- **Objective**:
Read through the entries below and return each line with the word "Аппарат".
"""
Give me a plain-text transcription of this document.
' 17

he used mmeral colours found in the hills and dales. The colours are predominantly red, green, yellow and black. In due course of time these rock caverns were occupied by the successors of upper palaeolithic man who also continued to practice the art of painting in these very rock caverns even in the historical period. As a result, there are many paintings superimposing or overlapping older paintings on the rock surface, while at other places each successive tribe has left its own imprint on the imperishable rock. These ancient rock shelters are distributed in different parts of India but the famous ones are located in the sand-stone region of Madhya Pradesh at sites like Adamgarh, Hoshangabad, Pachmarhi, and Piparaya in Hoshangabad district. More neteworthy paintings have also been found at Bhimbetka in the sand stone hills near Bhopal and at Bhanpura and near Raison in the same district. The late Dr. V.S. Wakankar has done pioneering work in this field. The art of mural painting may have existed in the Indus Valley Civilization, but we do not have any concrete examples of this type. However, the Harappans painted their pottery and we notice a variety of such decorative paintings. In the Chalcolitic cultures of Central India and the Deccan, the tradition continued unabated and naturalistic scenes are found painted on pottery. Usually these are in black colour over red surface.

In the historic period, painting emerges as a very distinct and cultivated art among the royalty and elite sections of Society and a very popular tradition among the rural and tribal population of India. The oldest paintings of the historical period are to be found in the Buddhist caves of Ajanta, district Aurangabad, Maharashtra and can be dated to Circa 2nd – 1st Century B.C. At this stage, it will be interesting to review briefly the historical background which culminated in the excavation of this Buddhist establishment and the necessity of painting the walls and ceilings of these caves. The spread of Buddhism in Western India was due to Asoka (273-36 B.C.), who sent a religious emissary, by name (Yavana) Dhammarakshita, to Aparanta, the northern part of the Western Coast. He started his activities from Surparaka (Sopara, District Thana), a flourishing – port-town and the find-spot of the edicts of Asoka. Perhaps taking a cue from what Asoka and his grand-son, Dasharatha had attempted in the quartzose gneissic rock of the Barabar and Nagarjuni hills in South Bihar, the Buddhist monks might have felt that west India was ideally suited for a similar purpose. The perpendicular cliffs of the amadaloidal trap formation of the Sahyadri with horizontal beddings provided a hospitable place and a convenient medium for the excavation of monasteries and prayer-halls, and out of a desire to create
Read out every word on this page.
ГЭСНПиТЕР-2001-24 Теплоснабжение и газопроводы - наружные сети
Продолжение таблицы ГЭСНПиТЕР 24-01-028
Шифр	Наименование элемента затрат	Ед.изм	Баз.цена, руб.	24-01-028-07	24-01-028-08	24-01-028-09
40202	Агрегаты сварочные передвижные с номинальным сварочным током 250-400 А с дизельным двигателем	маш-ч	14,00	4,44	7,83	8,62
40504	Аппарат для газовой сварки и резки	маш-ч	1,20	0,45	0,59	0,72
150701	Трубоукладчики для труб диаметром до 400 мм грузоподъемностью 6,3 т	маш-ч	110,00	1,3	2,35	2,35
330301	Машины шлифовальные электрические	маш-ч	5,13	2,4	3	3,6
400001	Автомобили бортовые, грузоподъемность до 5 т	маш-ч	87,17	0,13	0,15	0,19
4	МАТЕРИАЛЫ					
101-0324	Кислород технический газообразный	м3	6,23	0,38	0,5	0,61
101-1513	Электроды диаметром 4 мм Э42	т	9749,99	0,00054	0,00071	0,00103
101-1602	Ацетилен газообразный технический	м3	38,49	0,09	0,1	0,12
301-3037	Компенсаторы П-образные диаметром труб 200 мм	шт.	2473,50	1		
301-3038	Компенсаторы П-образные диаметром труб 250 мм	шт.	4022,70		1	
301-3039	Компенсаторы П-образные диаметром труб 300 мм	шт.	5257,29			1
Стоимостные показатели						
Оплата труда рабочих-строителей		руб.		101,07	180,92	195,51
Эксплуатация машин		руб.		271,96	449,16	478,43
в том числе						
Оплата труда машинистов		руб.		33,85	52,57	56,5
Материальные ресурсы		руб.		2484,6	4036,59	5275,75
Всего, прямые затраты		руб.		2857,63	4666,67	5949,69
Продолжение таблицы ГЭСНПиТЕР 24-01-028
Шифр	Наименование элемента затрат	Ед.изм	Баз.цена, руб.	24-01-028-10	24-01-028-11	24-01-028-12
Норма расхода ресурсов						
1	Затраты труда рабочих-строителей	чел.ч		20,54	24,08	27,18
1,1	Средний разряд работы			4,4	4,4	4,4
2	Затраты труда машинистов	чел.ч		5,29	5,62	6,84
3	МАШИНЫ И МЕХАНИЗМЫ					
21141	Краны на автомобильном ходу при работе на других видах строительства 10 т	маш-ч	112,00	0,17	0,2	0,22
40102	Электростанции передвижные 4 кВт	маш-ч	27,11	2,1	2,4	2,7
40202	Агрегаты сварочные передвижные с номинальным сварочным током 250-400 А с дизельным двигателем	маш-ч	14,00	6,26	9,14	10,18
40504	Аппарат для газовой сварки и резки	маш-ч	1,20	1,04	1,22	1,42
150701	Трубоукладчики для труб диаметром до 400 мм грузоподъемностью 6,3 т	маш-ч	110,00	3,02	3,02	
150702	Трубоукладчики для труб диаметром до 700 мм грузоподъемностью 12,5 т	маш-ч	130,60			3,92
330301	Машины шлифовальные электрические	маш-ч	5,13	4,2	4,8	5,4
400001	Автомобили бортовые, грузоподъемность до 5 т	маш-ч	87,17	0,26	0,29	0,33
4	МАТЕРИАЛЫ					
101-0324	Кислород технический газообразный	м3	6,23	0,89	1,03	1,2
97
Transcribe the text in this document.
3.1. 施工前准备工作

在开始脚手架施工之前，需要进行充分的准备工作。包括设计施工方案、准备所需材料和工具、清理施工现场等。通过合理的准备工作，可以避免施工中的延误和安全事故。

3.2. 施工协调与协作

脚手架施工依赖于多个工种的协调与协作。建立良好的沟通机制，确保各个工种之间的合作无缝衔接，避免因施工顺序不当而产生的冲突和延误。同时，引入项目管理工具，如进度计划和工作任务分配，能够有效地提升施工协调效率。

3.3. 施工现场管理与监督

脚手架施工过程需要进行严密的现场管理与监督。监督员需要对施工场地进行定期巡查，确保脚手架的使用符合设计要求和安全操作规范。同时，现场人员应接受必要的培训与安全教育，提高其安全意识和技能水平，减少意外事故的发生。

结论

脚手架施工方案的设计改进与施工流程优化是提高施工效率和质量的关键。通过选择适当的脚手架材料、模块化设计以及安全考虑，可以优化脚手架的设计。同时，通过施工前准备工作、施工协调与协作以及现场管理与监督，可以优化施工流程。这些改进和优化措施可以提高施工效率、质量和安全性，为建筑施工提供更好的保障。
"""
- **Exercise result**:
40504	Аппарат для газовой сварки и резки	маш-ч	1,20	0,45	0,59	0,72
40504	Аппарат для газовой сварки и резки	маш-ч	1,20	1,04	1,22	1,42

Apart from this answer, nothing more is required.